Reproduce the listing below in full and without alteration, apart from its pictures.

— Begin Data for the task —

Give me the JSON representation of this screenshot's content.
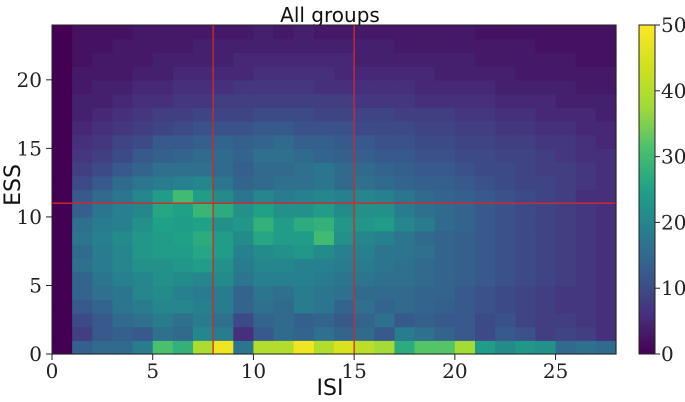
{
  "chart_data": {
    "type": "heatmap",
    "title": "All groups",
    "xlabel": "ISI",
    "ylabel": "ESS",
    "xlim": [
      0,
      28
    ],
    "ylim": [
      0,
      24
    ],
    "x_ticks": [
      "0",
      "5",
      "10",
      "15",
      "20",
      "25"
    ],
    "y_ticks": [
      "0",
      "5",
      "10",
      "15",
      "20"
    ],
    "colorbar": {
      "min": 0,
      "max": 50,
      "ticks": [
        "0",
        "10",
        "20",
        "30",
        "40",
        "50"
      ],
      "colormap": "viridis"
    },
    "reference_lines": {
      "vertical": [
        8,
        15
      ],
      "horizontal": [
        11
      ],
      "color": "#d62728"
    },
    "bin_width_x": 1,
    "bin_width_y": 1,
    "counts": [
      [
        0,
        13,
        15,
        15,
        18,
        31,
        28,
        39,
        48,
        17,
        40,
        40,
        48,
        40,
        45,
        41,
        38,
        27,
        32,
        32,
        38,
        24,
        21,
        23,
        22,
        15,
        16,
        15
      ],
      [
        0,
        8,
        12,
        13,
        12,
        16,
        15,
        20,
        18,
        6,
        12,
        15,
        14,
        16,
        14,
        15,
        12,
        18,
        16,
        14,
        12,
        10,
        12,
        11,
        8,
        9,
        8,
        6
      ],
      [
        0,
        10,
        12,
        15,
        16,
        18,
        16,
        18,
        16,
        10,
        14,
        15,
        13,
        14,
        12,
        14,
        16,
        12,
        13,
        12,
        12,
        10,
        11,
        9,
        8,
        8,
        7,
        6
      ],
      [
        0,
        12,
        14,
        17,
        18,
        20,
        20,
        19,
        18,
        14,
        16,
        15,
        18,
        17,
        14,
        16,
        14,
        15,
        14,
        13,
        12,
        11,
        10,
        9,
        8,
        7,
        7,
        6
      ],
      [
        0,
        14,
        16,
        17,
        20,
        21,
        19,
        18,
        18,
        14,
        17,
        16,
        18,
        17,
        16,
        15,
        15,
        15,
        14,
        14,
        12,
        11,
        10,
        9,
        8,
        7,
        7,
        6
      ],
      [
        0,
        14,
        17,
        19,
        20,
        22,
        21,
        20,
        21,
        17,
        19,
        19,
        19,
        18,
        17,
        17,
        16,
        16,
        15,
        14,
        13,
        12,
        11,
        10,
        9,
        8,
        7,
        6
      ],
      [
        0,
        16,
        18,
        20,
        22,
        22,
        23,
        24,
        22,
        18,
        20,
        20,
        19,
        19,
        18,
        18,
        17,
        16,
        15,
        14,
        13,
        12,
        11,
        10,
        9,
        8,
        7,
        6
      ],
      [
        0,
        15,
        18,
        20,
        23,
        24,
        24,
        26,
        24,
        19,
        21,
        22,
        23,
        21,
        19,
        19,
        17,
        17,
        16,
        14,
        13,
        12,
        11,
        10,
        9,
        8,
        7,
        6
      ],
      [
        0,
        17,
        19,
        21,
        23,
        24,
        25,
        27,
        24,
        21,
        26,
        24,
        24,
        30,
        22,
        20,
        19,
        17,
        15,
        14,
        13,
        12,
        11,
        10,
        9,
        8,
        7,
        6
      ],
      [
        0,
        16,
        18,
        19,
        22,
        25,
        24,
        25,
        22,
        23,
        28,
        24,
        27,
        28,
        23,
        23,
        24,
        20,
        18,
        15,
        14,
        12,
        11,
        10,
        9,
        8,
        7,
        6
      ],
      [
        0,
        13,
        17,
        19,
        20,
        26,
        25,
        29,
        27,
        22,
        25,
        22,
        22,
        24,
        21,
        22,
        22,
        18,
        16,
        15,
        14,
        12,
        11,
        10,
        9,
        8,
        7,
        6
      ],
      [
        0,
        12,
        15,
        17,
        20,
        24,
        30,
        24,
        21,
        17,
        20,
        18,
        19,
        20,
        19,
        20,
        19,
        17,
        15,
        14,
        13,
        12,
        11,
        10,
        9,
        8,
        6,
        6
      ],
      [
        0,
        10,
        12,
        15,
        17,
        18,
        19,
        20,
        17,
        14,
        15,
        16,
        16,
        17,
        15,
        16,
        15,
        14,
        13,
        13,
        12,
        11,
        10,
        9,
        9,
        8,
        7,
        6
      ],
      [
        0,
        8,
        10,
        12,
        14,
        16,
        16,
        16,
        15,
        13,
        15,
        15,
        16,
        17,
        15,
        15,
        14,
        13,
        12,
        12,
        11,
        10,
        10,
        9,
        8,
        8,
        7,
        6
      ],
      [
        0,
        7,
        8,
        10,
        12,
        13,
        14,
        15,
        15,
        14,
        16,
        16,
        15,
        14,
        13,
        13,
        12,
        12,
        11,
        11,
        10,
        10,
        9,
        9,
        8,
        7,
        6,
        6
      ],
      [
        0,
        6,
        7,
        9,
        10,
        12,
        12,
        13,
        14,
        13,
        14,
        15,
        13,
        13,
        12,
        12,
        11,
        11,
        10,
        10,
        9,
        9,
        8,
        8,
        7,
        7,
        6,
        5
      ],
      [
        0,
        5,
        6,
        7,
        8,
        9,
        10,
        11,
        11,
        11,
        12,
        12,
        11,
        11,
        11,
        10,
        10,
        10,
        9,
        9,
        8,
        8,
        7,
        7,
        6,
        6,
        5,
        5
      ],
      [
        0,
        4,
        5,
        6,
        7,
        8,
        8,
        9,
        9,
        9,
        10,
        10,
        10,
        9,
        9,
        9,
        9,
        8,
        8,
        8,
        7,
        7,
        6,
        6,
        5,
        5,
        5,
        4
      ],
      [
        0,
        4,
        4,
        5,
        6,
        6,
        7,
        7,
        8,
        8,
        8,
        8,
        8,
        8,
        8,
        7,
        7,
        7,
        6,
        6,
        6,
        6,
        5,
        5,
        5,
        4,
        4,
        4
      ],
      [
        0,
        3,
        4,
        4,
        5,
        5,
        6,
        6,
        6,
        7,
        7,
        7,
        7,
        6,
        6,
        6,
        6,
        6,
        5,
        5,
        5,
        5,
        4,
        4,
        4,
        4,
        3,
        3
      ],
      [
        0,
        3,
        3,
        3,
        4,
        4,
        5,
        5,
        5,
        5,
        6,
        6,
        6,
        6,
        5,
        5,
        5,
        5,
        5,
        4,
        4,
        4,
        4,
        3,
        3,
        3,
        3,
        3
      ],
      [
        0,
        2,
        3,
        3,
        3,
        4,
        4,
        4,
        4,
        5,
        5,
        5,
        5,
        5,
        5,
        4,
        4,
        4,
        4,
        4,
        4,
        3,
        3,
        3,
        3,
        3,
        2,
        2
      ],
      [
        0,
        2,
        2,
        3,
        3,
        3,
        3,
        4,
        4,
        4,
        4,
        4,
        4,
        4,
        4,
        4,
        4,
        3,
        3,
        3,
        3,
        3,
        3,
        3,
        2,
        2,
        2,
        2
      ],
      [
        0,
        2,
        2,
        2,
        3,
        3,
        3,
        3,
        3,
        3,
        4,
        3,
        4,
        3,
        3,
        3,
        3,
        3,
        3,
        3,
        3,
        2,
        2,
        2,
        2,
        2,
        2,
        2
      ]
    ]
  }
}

— End Data for the task —

▶ _Correct answer_
Give me the JSON representation of this screenshot's content.
{
  "chart_data": {
    "type": "heatmap",
    "title": "All groups",
    "xlabel": "ISI",
    "ylabel": "ESS",
    "xlim": [
      0,
      28
    ],
    "ylim": [
      0,
      24
    ],
    "x_ticks": [
      "0",
      "5",
      "10",
      "15",
      "20",
      "25"
    ],
    "y_ticks": [
      "0",
      "5",
      "10",
      "15",
      "20"
    ],
    "colorbar": {
      "min": 0,
      "max": 50,
      "ticks": [
        "0",
        "10",
        "20",
        "30",
        "40",
        "50"
      ],
      "colormap": "viridis"
    },
    "reference_lines": {
      "vertical": [
        8,
        15
      ],
      "horizontal": [
        11
      ],
      "color": "#d62728"
    },
    "bin_width_x": 1,
    "bin_width_y": 1,
    "counts": [
      [
        0,
        13,
        15,
        15,
        18,
        31,
        28,
        39,
        48,
        17,
        40,
        40,
        48,
        40,
        45,
        41,
        38,
        27,
        32,
        32,
        38,
        24,
        21,
        23,
        22,
        15,
        16,
        15
      ],
      [
        0,
        8,
        12,
        13,
        12,
        16,
        15,
        20,
        18,
        6,
        12,
        15,
        14,
        16,
        14,
        15,
        12,
        18,
        16,
        14,
        12,
        10,
        12,
        11,
        8,
        9,
        8,
        6
      ],
      [
        0,
        10,
        12,
        15,
        16,
        18,
        16,
        18,
        16,
        10,
        14,
        15,
        13,
        14,
        12,
        14,
        16,
        12,
        13,
        12,
        12,
        10,
        11,
        9,
        8,
        8,
        7,
        6
      ],
      [
        0,
        12,
        14,
        17,
        18,
        20,
        20,
        19,
        18,
        14,
        16,
        15,
        18,
        17,
        14,
        16,
        14,
        15,
        14,
        13,
        12,
        11,
        10,
        9,
        8,
        7,
        7,
        6
      ],
      [
        0,
        14,
        16,
        17,
        20,
        21,
        19,
        18,
        18,
        14,
        17,
        16,
        18,
        17,
        16,
        15,
        15,
        15,
        14,
        14,
        12,
        11,
        10,
        9,
        8,
        7,
        7,
        6
      ],
      [
        0,
        14,
        17,
        19,
        20,
        22,
        21,
        20,
        21,
        17,
        19,
        19,
        19,
        18,
        17,
        17,
        16,
        16,
        15,
        14,
        13,
        12,
        11,
        10,
        9,
        8,
        7,
        6
      ],
      [
        0,
        16,
        18,
        20,
        22,
        22,
        23,
        24,
        22,
        18,
        20,
        20,
        19,
        19,
        18,
        18,
        17,
        16,
        15,
        14,
        13,
        12,
        11,
        10,
        9,
        8,
        7,
        6
      ],
      [
        0,
        15,
        18,
        20,
        23,
        24,
        24,
        26,
        24,
        19,
        21,
        22,
        23,
        21,
        19,
        19,
        17,
        17,
        16,
        14,
        13,
        12,
        11,
        10,
        9,
        8,
        7,
        6
      ],
      [
        0,
        17,
        19,
        21,
        23,
        24,
        25,
        27,
        24,
        21,
        26,
        24,
        24,
        30,
        22,
        20,
        19,
        17,
        15,
        14,
        13,
        12,
        11,
        10,
        9,
        8,
        7,
        6
      ],
      [
        0,
        16,
        18,
        19,
        22,
        25,
        24,
        25,
        22,
        23,
        28,
        24,
        27,
        28,
        23,
        23,
        24,
        20,
        18,
        15,
        14,
        12,
        11,
        10,
        9,
        8,
        7,
        6
      ],
      [
        0,
        13,
        17,
        19,
        20,
        26,
        25,
        29,
        27,
        22,
        25,
        22,
        22,
        24,
        21,
        22,
        22,
        18,
        16,
        15,
        14,
        12,
        11,
        10,
        9,
        8,
        7,
        6
      ],
      [
        0,
        12,
        15,
        17,
        20,
        24,
        30,
        24,
        21,
        17,
        20,
        18,
        19,
        20,
        19,
        20,
        19,
        17,
        15,
        14,
        13,
        12,
        11,
        10,
        9,
        8,
        6,
        6
      ],
      [
        0,
        10,
        12,
        15,
        17,
        18,
        19,
        20,
        17,
        14,
        15,
        16,
        16,
        17,
        15,
        16,
        15,
        14,
        13,
        13,
        12,
        11,
        10,
        9,
        9,
        8,
        7,
        6
      ],
      [
        0,
        8,
        10,
        12,
        14,
        16,
        16,
        16,
        15,
        13,
        15,
        15,
        16,
        17,
        15,
        15,
        14,
        13,
        12,
        12,
        11,
        10,
        10,
        9,
        8,
        8,
        7,
        6
      ],
      [
        0,
        7,
        8,
        10,
        12,
        13,
        14,
        15,
        15,
        14,
        16,
        16,
        15,
        14,
        13,
        13,
        12,
        12,
        11,
        11,
        10,
        10,
        9,
        9,
        8,
        7,
        6,
        6
      ],
      [
        0,
        6,
        7,
        9,
        10,
        12,
        12,
        13,
        14,
        13,
        14,
        15,
        13,
        13,
        12,
        12,
        11,
        11,
        10,
        10,
        9,
        9,
        8,
        8,
        7,
        7,
        6,
        5
      ],
      [
        0,
        5,
        6,
        7,
        8,
        9,
        10,
        11,
        11,
        11,
        12,
        12,
        11,
        11,
        11,
        10,
        10,
        10,
        9,
        9,
        8,
        8,
        7,
        7,
        6,
        6,
        5,
        5
      ],
      [
        0,
        4,
        5,
        6,
        7,
        8,
        8,
        9,
        9,
        9,
        10,
        10,
        10,
        9,
        9,
        9,
        9,
        8,
        8,
        8,
        7,
        7,
        6,
        6,
        5,
        5,
        5,
        4
      ],
      [
        0,
        4,
        4,
        5,
        6,
        6,
        7,
        7,
        8,
        8,
        8,
        8,
        8,
        8,
        8,
        7,
        7,
        7,
        6,
        6,
        6,
        6,
        5,
        5,
        5,
        4,
        4,
        4
      ],
      [
        0,
        3,
        4,
        4,
        5,
        5,
        6,
        6,
        6,
        7,
        7,
        7,
        7,
        6,
        6,
        6,
        6,
        6,
        5,
        5,
        5,
        5,
        4,
        4,
        4,
        4,
        3,
        3
      ],
      [
        0,
        3,
        3,
        3,
        4,
        4,
        5,
        5,
        5,
        5,
        6,
        6,
        6,
        6,
        5,
        5,
        5,
        5,
        5,
        4,
        4,
        4,
        4,
        3,
        3,
        3,
        3,
        3
      ],
      [
        0,
        2,
        3,
        3,
        3,
        4,
        4,
        4,
        4,
        5,
        5,
        5,
        5,
        5,
        5,
        4,
        4,
        4,
        4,
        4,
        4,
        3,
        3,
        3,
        3,
        3,
        2,
        2
      ],
      [
        0,
        2,
        2,
        3,
        3,
        3,
        3,
        4,
        4,
        4,
        4,
        4,
        4,
        4,
        4,
        4,
        4,
        3,
        3,
        3,
        3,
        3,
        3,
        3,
        2,
        2,
        2,
        2
      ],
      [
        0,
        2,
        2,
        2,
        3,
        3,
        3,
        3,
        3,
        3,
        4,
        3,
        4,
        3,
        3,
        3,
        3,
        3,
        3,
        3,
        3,
        2,
        2,
        2,
        2,
        2,
        2,
        2
      ]
    ]
  }
}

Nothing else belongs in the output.